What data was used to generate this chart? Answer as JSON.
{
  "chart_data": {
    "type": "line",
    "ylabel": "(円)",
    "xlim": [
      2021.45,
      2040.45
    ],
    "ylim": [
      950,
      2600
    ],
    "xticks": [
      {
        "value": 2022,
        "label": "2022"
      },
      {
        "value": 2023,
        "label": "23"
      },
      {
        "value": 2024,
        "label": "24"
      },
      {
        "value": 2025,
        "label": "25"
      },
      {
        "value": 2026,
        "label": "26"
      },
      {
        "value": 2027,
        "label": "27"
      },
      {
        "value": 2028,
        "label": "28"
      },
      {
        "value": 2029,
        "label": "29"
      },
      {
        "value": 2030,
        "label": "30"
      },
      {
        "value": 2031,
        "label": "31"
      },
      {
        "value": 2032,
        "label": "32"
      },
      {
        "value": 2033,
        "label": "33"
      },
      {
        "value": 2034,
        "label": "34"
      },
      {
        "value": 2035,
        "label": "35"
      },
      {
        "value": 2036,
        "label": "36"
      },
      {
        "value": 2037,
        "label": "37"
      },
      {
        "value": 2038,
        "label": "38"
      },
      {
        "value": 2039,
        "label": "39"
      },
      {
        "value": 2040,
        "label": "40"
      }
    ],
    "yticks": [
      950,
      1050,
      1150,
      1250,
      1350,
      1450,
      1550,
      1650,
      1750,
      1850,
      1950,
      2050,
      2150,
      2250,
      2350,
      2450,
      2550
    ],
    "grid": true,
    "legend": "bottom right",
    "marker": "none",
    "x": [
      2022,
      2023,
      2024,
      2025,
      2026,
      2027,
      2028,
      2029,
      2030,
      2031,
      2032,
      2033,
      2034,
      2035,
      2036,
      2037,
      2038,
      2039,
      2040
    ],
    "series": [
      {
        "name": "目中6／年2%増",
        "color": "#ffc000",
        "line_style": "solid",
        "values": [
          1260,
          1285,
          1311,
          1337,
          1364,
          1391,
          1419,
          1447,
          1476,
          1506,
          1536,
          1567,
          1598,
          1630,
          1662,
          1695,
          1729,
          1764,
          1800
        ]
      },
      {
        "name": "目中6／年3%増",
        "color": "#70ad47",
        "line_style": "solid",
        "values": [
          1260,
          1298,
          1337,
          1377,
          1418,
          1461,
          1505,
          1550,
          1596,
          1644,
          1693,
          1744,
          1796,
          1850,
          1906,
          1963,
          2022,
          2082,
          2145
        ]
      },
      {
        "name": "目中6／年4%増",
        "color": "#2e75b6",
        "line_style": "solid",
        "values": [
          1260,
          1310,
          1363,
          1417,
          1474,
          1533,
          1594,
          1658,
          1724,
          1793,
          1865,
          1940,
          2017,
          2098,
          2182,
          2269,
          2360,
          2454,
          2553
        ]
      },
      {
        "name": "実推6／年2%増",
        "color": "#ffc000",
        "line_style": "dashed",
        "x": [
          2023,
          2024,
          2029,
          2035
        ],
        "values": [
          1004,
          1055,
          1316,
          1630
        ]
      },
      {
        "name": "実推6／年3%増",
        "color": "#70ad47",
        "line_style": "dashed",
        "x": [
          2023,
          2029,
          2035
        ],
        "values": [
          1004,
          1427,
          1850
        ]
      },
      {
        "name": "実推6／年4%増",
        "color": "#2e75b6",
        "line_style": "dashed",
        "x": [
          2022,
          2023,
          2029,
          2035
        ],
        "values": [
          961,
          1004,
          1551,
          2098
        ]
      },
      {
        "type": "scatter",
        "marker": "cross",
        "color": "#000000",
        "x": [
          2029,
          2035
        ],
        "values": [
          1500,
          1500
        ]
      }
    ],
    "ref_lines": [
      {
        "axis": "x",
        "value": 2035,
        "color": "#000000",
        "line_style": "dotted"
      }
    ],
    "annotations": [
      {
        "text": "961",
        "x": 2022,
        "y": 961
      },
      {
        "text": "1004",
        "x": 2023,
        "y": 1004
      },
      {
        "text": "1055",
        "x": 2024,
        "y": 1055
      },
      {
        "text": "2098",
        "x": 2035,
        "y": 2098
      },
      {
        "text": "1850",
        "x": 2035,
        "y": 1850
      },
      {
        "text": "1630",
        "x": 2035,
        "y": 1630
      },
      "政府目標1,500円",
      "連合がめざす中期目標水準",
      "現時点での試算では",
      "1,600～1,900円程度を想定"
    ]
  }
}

- - - -

Locate the lines above that hold the word "text". Show every one of them.

** Solution for this exercise **
        "text": "961",
        "text": "1004",
        "text": "1055",
        "text": "2098",
        "text": "1850",
        "text": "1630",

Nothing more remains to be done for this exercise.